**Your goal**:
Pictures stay out of your copy, but everything else in the records below must be repeated exactly.

**Supplied records**:

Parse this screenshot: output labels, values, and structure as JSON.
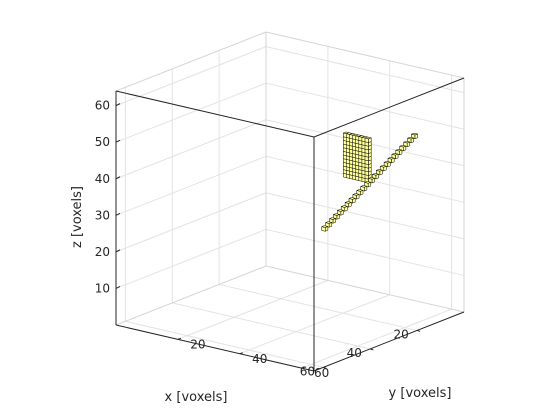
{
  "chart_data": {
    "type": "scatter",
    "projection": "3d",
    "xlabel": "x [voxels]",
    "ylabel": "y [voxels]",
    "zlabel": "z [voxels]",
    "xlim": [
      0,
      64
    ],
    "ylim": [
      0,
      64
    ],
    "zlim": [
      0,
      64
    ],
    "xticks": [
      20,
      40,
      60
    ],
    "yticks": [
      20,
      40,
      60
    ],
    "zticks": [
      10,
      20,
      30,
      40,
      50,
      60
    ],
    "grid": true,
    "marker_fill": "#ffff99",
    "marker_edge": "#000000",
    "series": [
      {
        "marker": "voxel-cube",
        "shape": "rectangular-patch",
        "x": 0,
        "y_range": [
          26,
          33
        ],
        "z_range": [
          30,
          41
        ]
      },
      {
        "marker": "voxel-cube",
        "shape": "diagonal-line",
        "x": 0,
        "start": {
          "y": 48,
          "z": 45
        },
        "end": {
          "y": 19,
          "z": 14
        },
        "count": 24
      }
    ]
  }
}
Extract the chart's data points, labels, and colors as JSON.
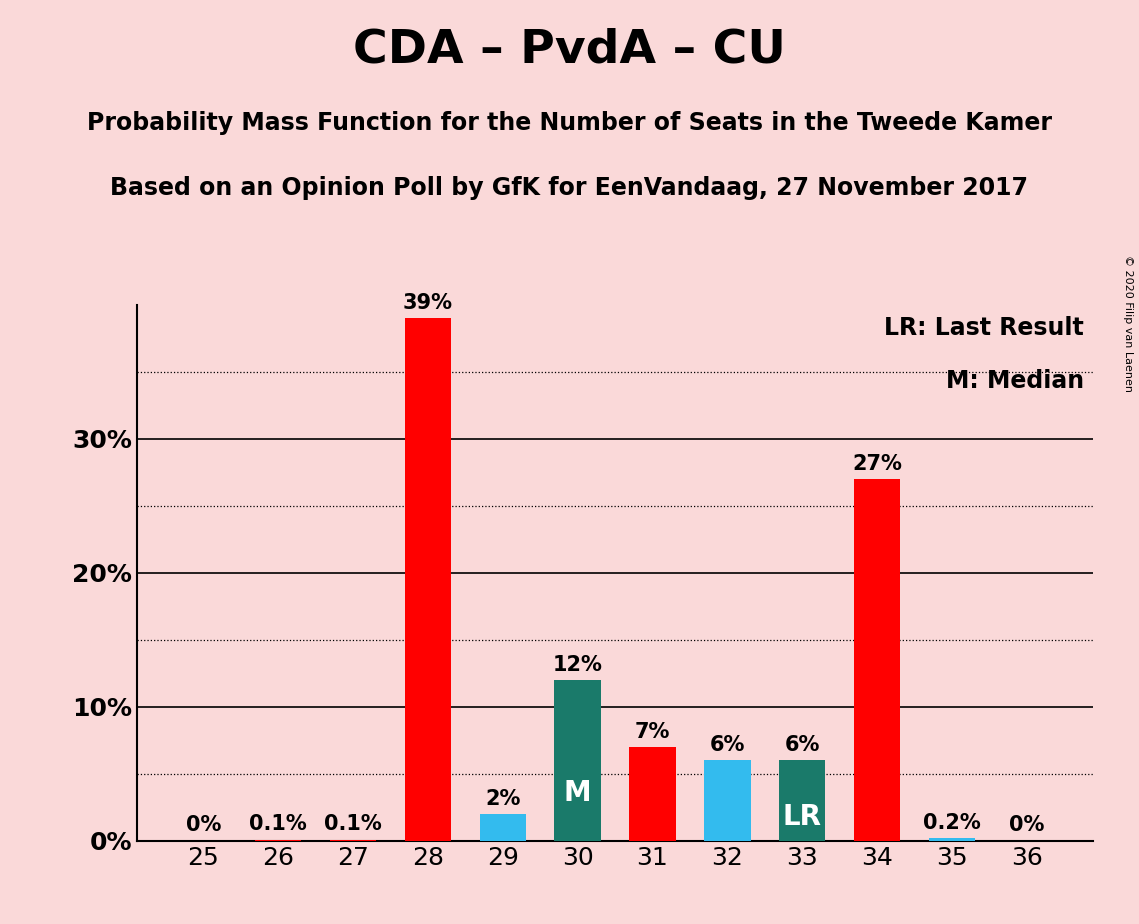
{
  "title": "CDA – PvdA – CU",
  "subtitle1": "Probability Mass Function for the Number of Seats in the Tweede Kamer",
  "subtitle2": "Based on an Opinion Poll by GfK for EenVandaag, 27 November 2017",
  "copyright": "© 2020 Filip van Laenen",
  "categories": [
    25,
    26,
    27,
    28,
    29,
    30,
    31,
    32,
    33,
    34,
    35,
    36
  ],
  "values": [
    0.0,
    0.1,
    0.1,
    39.0,
    2.0,
    12.0,
    7.0,
    6.0,
    6.0,
    27.0,
    0.2,
    0.0
  ],
  "labels": [
    "0%",
    "0.1%",
    "0.1%",
    "39%",
    "2%",
    "12%",
    "7%",
    "6%",
    "6%",
    "27%",
    "0.2%",
    "0%"
  ],
  "colors": [
    "#FF0000",
    "#FF0000",
    "#FF0000",
    "#FF0000",
    "#33BBEE",
    "#1A7A6A",
    "#FF0000",
    "#33BBEE",
    "#1A7A6A",
    "#FF0000",
    "#33BBEE",
    "#FF0000"
  ],
  "bar_labels": [
    "",
    "",
    "",
    "",
    "",
    "M",
    "",
    "",
    "LR",
    "",
    "",
    ""
  ],
  "bar_label_color": "white",
  "background_color": "#FAD9D9",
  "legend_text1": "LR: Last Result",
  "legend_text2": "M: Median",
  "ylim": [
    0,
    40
  ],
  "solid_lines": [
    10,
    20,
    30
  ],
  "dotted_lines": [
    5,
    15,
    25,
    35
  ],
  "ytick_positions": [
    0,
    10,
    20,
    30
  ],
  "ytick_labels": [
    "0%",
    "10%",
    "20%",
    "30%"
  ],
  "title_fontsize": 34,
  "subtitle_fontsize": 17,
  "label_fontsize": 15,
  "bar_label_fontsize": 20,
  "tick_fontsize": 18,
  "legend_fontsize": 17
}
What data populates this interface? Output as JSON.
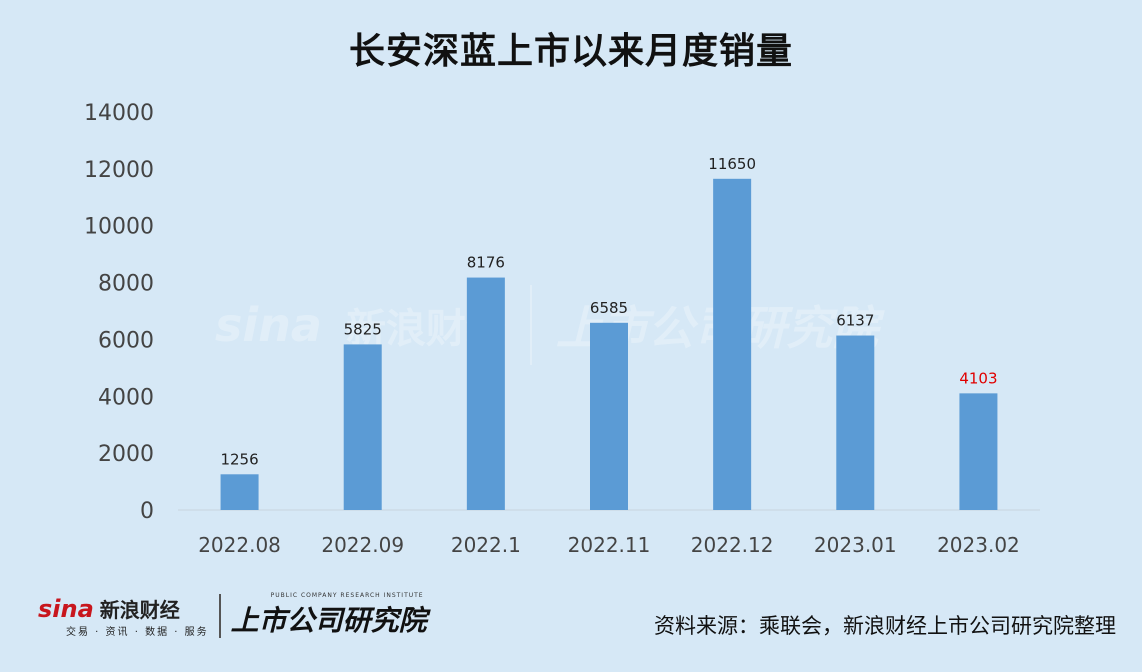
{
  "chart_data": {
    "type": "bar",
    "title": "长安深蓝上市以来月度销量",
    "categories": [
      "2022.08",
      "2022.09",
      "2022.1",
      "2022.11",
      "2022.12",
      "2023.01",
      "2023.02"
    ],
    "values": [
      1256,
      5825,
      8176,
      6585,
      11650,
      6137,
      4103
    ],
    "data_labels": [
      "1256",
      "5825",
      "8176",
      "6585",
      "11650",
      "6137",
      "4103"
    ],
    "highlight_index": 6,
    "ylim": [
      0,
      14000
    ],
    "yticks": [
      0,
      2000,
      4000,
      6000,
      8000,
      10000,
      12000,
      14000
    ],
    "grid": false,
    "colors": {
      "bar": "#5b9bd5",
      "highlight_label": "#e00000",
      "label": "#222222",
      "axis_text": "#444444",
      "background": "#d6e8f6"
    }
  },
  "watermark": {
    "brand": "sina",
    "brand_cn": "新浪财经",
    "institute": "上市公司研究院"
  },
  "footer": {
    "logo_brand": "sina",
    "logo_brand_cn": "新浪财经",
    "logo_brand_sub": "交易 · 资讯 · 数据 · 服务",
    "logo_institute_en": "PUBLIC COMPANY RESEARCH INSTITUTE",
    "logo_institute_cn": "上市公司研究院",
    "source": "资料来源：乘联会，新浪财经上市公司研究院整理"
  }
}
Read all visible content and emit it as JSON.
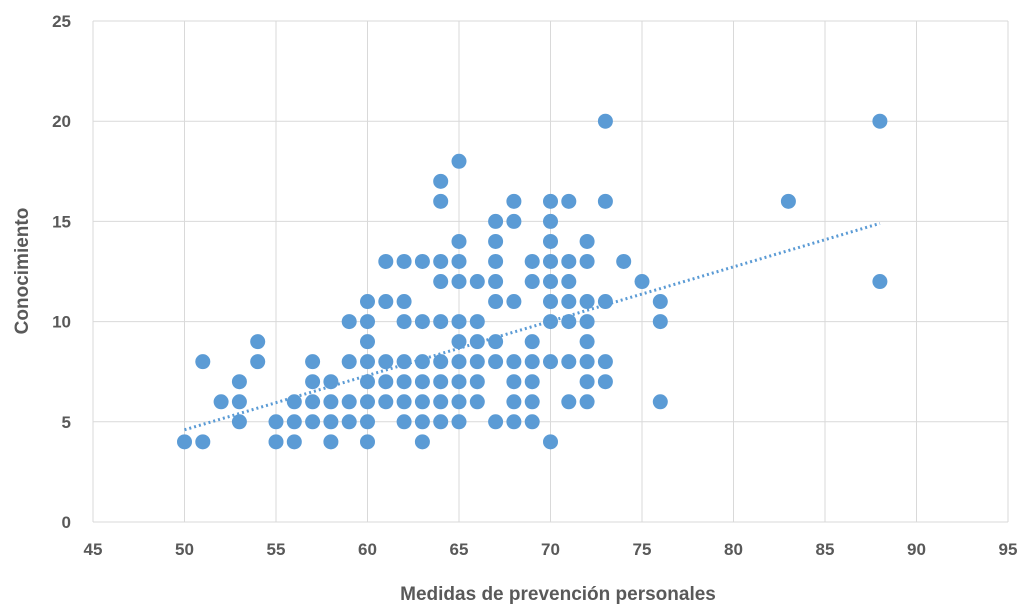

**Expected answer**:
Parse this screenshot: output labels, values, and structure as JSON.
{
  "chart_data": {
    "type": "scatter",
    "projection": "3d",
    "xlabel": "x [voxels]",
    "ylabel": "y [voxels]",
    "zlabel": "z [voxels]",
    "xlim": [
      0,
      64
    ],
    "ylim": [
      0,
      64
    ],
    "zlim": [
      0,
      64
    ],
    "xticks": [
      20,
      40,
      60
    ],
    "yticks": [
      20,
      40,
      60
    ],
    "zticks": [
      10,
      20,
      30,
      40,
      50,
      60
    ],
    "grid": true,
    "marker_fill": "#ffff99",
    "marker_edge": "#000000",
    "series": [
      {
        "marker": "voxel-cube",
        "shape": "rectangular-patch",
        "x": 0,
        "y_range": [
          26,
          33
        ],
        "z_range": [
          30,
          41
        ]
      },
      {
        "marker": "voxel-cube",
        "shape": "diagonal-line",
        "x": 0,
        "start": {
          "y": 48,
          "z": 45
        },
        "end": {
          "y": 19,
          "z": 14
        },
        "count": 24
      }
    ]
  }
}
Extract the chart's data points, labels, and colors as JSON.
{
  "title": "CDA – PvdA – CU",
  "subtitle1": "Probability Mass Function for the Number of Seats in the Tweede Kamer",
  "subtitle2": "Based on an Opinion Poll by GfK for EenVandaag, 27 November 2017",
  "copyright": "© 2020 Filip van Laenen",
  "categories": [
    25,
    26,
    27,
    28,
    29,
    30,
    31,
    32,
    33,
    34,
    35,
    36
  ],
  "values": [
    0.0,
    0.1,
    0.1,
    39.0,
    2.0,
    12.0,
    7.0,
    6.0,
    6.0,
    27.0,
    0.2,
    0.0
  ],
  "labels": [
    "0%",
    "0.1%",
    "0.1%",
    "39%",
    "2%",
    "12%",
    "7%",
    "6%",
    "6%",
    "27%",
    "0.2%",
    "0%"
  ],
  "colors": [
    "#FF0000",
    "#FF0000",
    "#FF0000",
    "#FF0000",
    "#33BBEE",
    "#1A7A6A",
    "#FF0000",
    "#33BBEE",
    "#1A7A6A",
    "#FF0000",
    "#33BBEE",
    "#FF0000"
  ],
  "bar_labels": [
    "",
    "",
    "",
    "",
    "",
    "M",
    "",
    "",
    "LR",
    "",
    "",
    ""
  ],
  "bar_label_color": "white",
  "background_color": "#FAD9D9",
  "legend_text1": "LR: Last Result",
  "legend_text2": "M: Median",
  "ylim": [
    0,
    40
  ],
  "solid_lines": [
    10,
    20,
    30
  ],
  "dotted_lines": [
    5,
    15,
    25,
    35
  ],
  "ytick_positions": [
    0,
    10,
    20,
    30
  ],
  "ytick_labels": [
    "0%",
    "10%",
    "20%",
    "30%"
  ],
  "title_fontsize": 34,
  "subtitle_fontsize": 17,
  "label_fontsize": 15,
  "bar_label_fontsize": 20,
  "tick_fontsize": 18,
  "legend_fontsize": 17
}
What data populates this interface? Output as JSON.
{
  "chart_data": {
    "type": "bar",
    "title": "长安深蓝上市以来月度销量",
    "categories": [
      "2022.08",
      "2022.09",
      "2022.1",
      "2022.11",
      "2022.12",
      "2023.01",
      "2023.02"
    ],
    "values": [
      1256,
      5825,
      8176,
      6585,
      11650,
      6137,
      4103
    ],
    "data_labels": [
      "1256",
      "5825",
      "8176",
      "6585",
      "11650",
      "6137",
      "4103"
    ],
    "highlight_index": 6,
    "ylim": [
      0,
      14000
    ],
    "yticks": [
      0,
      2000,
      4000,
      6000,
      8000,
      10000,
      12000,
      14000
    ],
    "grid": false,
    "colors": {
      "bar": "#5b9bd5",
      "highlight_label": "#e00000",
      "label": "#222222",
      "axis_text": "#444444",
      "background": "#d6e8f6"
    }
  },
  "watermark": {
    "brand": "sina",
    "brand_cn": "新浪财经",
    "institute": "上市公司研究院"
  },
  "footer": {
    "logo_brand": "sina",
    "logo_brand_cn": "新浪财经",
    "logo_brand_sub": "交易 · 资讯 · 数据 · 服务",
    "logo_institute_en": "PUBLIC COMPANY RESEARCH INSTITUTE",
    "logo_institute_cn": "上市公司研究院",
    "source": "资料来源：乘联会，新浪财经上市公司研究院整理"
  }
}
Read all visible content and emit it as JSON.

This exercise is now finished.